## Aim of the task
Your task is to copy the listing exactly. Drop any pictures from the copy.

## Supplied records
########

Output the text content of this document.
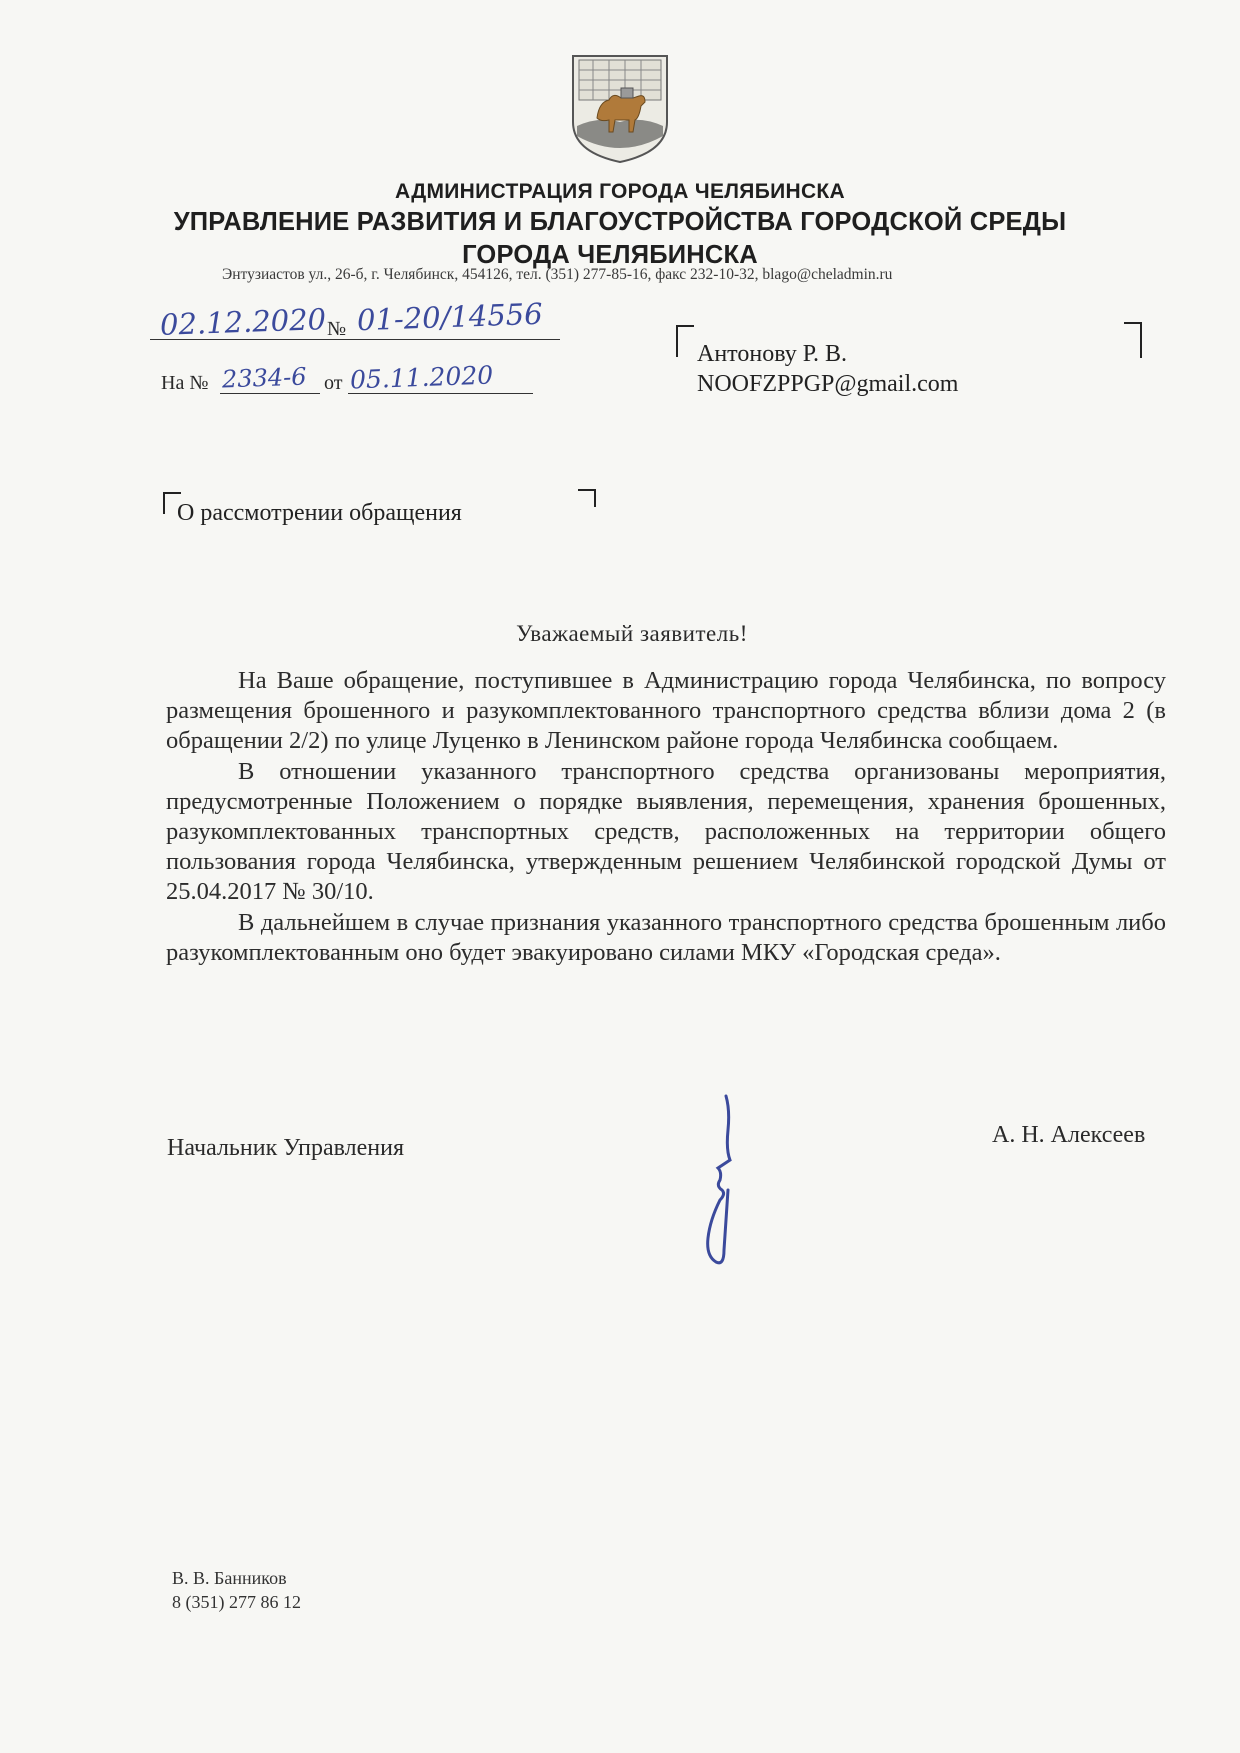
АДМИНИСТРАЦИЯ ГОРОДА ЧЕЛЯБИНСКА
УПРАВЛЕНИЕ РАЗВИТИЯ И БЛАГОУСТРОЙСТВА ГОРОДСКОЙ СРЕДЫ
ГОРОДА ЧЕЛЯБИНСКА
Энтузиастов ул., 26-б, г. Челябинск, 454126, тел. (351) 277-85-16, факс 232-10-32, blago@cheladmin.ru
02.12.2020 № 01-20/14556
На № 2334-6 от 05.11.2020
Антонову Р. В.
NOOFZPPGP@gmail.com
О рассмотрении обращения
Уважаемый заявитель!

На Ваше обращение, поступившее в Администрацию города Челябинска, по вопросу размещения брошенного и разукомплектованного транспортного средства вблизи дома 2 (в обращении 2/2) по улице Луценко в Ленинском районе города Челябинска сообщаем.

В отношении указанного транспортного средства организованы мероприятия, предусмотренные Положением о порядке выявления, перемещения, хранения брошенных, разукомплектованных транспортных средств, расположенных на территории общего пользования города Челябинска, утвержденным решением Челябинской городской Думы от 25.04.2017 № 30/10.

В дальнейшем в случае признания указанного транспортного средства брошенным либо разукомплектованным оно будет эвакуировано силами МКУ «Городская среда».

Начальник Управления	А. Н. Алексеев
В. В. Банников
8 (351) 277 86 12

########

## Result of this task
Output the text content of this document.
АДМИНИСТРАЦИЯ ГОРОДА ЧЕЛЯБИНСКА
УПРАВЛЕНИЕ РАЗВИТИЯ И БЛАГОУСТРОЙСТВА ГОРОДСКОЙ СРЕДЫ
ГОРОДА ЧЕЛЯБИНСКА
Энтузиастов ул., 26-б, г. Челябинск, 454126, тел. (351) 277-85-16, факс 232-10-32, blago@cheladmin.ru
02.12.2020 № 01-20/14556
На № 2334-6 от 05.11.2020
Антонову Р. В.
NOOFZPPGP@gmail.com
О рассмотрении обращения
Уважаемый заявитель!

На Ваше обращение, поступившее в Администрацию города Челябинска, по вопросу размещения брошенного и разукомплектованного транспортного средства вблизи дома 2 (в обращении 2/2) по улице Луценко в Ленинском районе города Челябинска сообщаем.

В отношении указанного транспортного средства организованы мероприятия, предусмотренные Положением о порядке выявления, перемещения, хранения брошенных, разукомплектованных транспортных средств, расположенных на территории общего пользования города Челябинска, утвержденным решением Челябинской городской Думы от 25.04.2017 № 30/10.

В дальнейшем в случае признания указанного транспортного средства брошенным либо разукомплектованным оно будет эвакуировано силами МКУ «Городская среда».

Начальник Управления	А. Н. Алексеев
В. В. Банников
8 (351) 277 86 12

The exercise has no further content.